▶ [Prompt 1]:
According to the county court defence, on what date did the Defendant make the Subject Access Request to the Claimant?
>> Start Text shown
In the XXX County Court

Claim YYYXXXYYY

National Westminster Bank – vs- Nicole99

 

 

It is admitted that the Defendant used to have a current

account with the Claimant. This was a joint account with the Defendant’s spouse.

 

Since procedures have been started by the Claimant the Defendant has made a written request to the Claimant to disclose

to her in detail the reasons for these proceedings and evidence in support of the claim.

The Defendant has requested to see true signed copies of the alleged agreements which under the Consumer Credit Act 1974 must be supplied upon request within 12 working days before the Claimant is in default. It is understood that after a further 30 calendar days without presentation the alleged debt becomes unenforceable in Court and this is deemed a complete defence.

To date the Claimant has not produced any documentation to support the claim. The request was made on the 23.12.06, a copy of which was submitted to the Court on the same day for inclusion in the file.

 

The Defandant has furthermore made a Subject Access Request to the Claimant under the Data Protection Act 1998 on the 03.01.07 with the request to be supplied with a complete list of transactions and charges relating to the Defendant’s banking history with the Claimant. It is understood that the Claimant has 40 days in which to comply with this request. Due to the nature of the claim the Defandant requests that she may alter her Defence once the information is disclosed to her by the Claimant

Should the Defendant discover upon disclosure that within the past six years of her banking history with the Claimant any disproportionate penalty charges have been levied by the Claimant the Defendant may alter her defence to include a counterclaim for a specified amount against the Claimant as such

charges are invalid under the Unfair (Contracts) Terms Act 1977 s.4 and under the Unfair Terms in Consumer Contracts Regulations 1999 Para 8. and sch.2(1)(e).

 

Disclosure of this information is imperative to the Defendant’s defence and the Defendant would request that the case should be stayed until the Subject Access Request has been fulfilled by the Claimant

 

The Claimant has stated in writing to the Defendant that he is intending to take out a charge against the Defendant’s home to secure the alleged debts. This statement was made in a letter to the Defendant on the 28.12.06

The Defendant understands that to take out a charge against a property to secure debts is a means of executing a County Court Judgement that is in default. At the time of making this statement the Claimant did not have a County Court Judgement against the Defendant and any such statements would be prejudice and an indication that the Claimant’s past and present actions were and are purpose driven to solely secure an alleged debt on a property, i.e with intention to default the Claimant.
>> End Text shown
>> Start Items
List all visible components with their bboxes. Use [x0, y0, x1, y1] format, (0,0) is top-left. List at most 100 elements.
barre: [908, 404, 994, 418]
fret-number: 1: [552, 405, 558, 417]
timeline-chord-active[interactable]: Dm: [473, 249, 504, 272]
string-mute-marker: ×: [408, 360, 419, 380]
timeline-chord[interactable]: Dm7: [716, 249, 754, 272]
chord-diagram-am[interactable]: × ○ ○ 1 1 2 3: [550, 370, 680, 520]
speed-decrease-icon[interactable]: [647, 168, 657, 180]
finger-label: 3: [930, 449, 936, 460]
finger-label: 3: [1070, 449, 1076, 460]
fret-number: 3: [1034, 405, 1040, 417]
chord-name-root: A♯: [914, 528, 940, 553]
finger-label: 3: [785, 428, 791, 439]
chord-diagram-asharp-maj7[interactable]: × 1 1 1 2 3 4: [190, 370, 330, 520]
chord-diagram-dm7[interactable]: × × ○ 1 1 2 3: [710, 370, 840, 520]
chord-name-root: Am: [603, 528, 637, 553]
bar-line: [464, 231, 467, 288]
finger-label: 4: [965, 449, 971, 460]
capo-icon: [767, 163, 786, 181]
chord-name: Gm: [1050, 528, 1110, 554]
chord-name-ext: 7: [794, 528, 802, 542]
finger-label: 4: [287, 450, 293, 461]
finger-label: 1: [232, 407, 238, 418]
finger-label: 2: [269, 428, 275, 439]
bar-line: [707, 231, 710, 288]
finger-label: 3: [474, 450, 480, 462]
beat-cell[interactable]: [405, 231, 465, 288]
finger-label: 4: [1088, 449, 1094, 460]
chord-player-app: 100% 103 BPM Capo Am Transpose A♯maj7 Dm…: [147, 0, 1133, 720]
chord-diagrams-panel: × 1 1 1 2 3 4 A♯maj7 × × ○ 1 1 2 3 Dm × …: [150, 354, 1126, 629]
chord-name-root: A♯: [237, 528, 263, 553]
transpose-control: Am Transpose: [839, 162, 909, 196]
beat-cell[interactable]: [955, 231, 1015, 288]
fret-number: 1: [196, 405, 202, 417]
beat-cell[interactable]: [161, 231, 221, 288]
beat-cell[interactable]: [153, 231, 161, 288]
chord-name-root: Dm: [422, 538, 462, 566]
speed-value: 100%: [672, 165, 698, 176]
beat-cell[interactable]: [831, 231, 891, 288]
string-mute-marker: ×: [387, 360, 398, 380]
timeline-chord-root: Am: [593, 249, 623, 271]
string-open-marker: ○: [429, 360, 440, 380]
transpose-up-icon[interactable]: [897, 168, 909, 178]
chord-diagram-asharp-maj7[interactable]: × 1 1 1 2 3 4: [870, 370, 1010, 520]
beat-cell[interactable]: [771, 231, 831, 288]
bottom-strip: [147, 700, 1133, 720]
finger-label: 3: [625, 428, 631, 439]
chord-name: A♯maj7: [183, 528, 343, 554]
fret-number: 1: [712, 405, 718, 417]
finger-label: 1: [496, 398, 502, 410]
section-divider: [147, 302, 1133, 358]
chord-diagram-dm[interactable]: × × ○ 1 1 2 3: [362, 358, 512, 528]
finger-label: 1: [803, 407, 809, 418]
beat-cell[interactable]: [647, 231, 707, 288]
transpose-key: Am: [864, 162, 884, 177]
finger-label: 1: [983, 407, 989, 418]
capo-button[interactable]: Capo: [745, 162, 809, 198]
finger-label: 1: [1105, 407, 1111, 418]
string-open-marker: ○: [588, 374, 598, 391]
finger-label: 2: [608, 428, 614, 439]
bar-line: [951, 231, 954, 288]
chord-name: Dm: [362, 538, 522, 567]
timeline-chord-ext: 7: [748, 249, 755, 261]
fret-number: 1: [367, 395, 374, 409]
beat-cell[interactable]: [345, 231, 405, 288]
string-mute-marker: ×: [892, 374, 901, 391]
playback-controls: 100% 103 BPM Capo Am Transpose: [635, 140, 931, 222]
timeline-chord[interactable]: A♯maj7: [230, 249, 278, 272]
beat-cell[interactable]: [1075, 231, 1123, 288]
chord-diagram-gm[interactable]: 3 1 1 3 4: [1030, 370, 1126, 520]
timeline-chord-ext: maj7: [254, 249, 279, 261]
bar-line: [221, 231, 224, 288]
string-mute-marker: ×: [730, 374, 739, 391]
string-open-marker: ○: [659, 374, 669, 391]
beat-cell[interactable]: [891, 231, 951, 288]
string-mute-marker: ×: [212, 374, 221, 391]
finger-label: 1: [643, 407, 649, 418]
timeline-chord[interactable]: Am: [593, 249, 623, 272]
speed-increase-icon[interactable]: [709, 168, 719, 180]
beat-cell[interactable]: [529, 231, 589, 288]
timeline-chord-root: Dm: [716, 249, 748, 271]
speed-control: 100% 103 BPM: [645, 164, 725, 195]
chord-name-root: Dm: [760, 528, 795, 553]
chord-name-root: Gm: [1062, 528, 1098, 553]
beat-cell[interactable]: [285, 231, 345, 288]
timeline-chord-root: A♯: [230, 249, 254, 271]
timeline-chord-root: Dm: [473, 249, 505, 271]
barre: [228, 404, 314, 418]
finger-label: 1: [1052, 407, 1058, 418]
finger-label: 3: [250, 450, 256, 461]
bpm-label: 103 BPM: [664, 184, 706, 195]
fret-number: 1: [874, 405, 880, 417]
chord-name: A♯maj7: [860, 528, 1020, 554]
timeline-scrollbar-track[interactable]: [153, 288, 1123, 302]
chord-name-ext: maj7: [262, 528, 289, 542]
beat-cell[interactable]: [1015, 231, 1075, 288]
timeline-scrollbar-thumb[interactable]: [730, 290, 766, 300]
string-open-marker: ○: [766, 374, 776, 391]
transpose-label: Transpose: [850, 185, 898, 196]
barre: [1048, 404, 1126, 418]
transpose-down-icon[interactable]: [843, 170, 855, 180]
>> End Items
▶ [Prompt 2]:
Give the entries from the first line up to and including the line with "speed-decrease-icon[interactable]: [647, 168, 657, 180]", replacing "string-mute-marker" with "muted-string-marker" and leaving everything else as it is. Return only those lines.

▶ [Complete output 1]:
03.01.07

▶ [Complete output 2]:
List all visible components with their bboxes. Use [x0, y0, x1, y1] format, (0,0) is top-left. List at most 100 elements.
barre: [908, 404, 994, 418]
fret-number: 1: [552, 405, 558, 417]
timeline-chord-active[interactable]: Dm: [473, 249, 504, 272]
muted-string-marker: ×: [408, 360, 419, 380]
timeline-chord[interactable]: Dm7: [716, 249, 754, 272]
chord-diagram-am[interactable]: × ○ ○ 1 1 2 3: [550, 370, 680, 520]
speed-decrease-icon[interactable]: [647, 168, 657, 180]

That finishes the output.